* DATA
----------------
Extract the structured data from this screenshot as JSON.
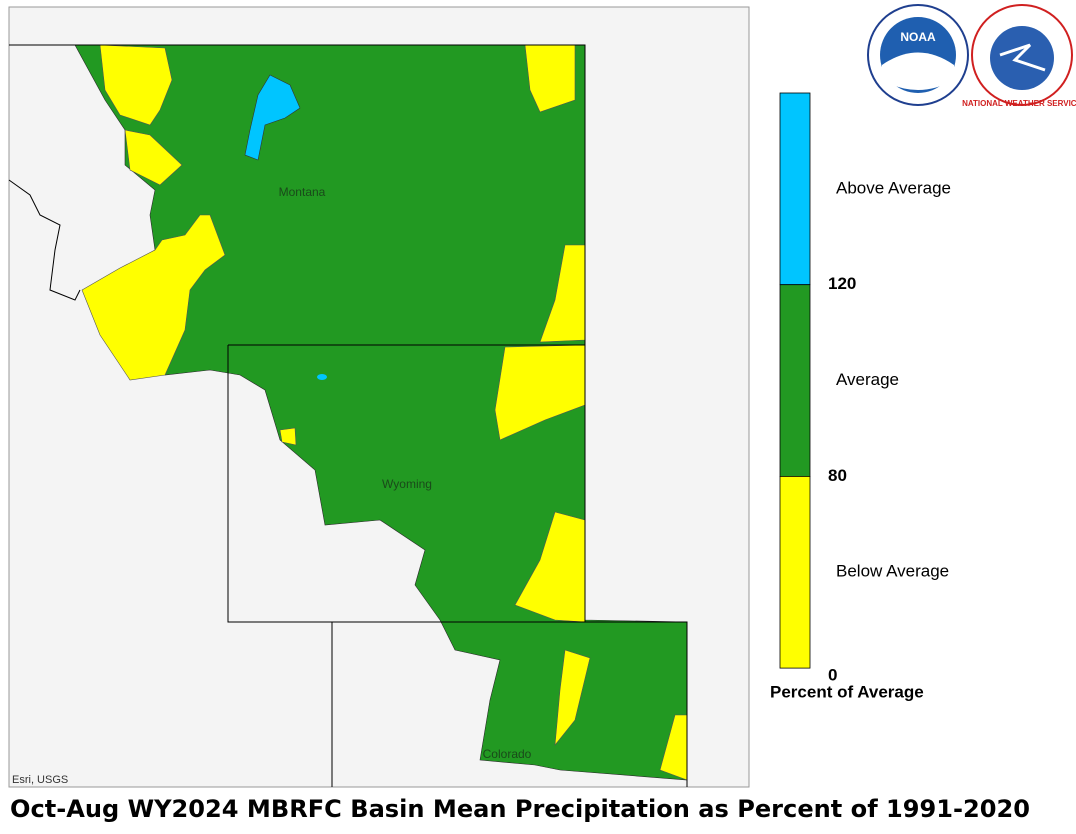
{
  "map": {
    "title": "Oct-Aug WY2024 MBRFC Basin Mean Precipitation as Percent of 1991-2020",
    "states": [
      "Montana",
      "Wyoming",
      "Colorado"
    ],
    "attribution": "Esri, USGS",
    "logos": {
      "noaa": "NOAA",
      "nws": "NATIONAL WEATHER SERVICE"
    },
    "legend": {
      "title": "Percent of Average",
      "classes": [
        {
          "label": "Above Average",
          "color": "#00c5ff"
        },
        {
          "label": "Average",
          "color": "#229922"
        },
        {
          "label": "Below Average",
          "color": "#ffff00"
        }
      ],
      "breaks": [
        120,
        80,
        0
      ]
    }
  }
}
----------------
* EXERCISE AIM
Every record is to be reproduced exactly, with no pictures included.

* ANSWER TO THIS PROBLEM
Extract the structured data from this screenshot as JSON.
{
  "map": {
    "title": "Oct-Aug WY2024 MBRFC Basin Mean Precipitation as Percent of 1991-2020",
    "states": [
      "Montana",
      "Wyoming",
      "Colorado"
    ],
    "attribution": "Esri, USGS",
    "logos": {
      "noaa": "NOAA",
      "nws": "NATIONAL WEATHER SERVICE"
    },
    "legend": {
      "title": "Percent of Average",
      "classes": [
        {
          "label": "Above Average",
          "color": "#00c5ff"
        },
        {
          "label": "Average",
          "color": "#229922"
        },
        {
          "label": "Below Average",
          "color": "#ffff00"
        }
      ],
      "breaks": [
        120,
        80,
        0
      ]
    }
  }
}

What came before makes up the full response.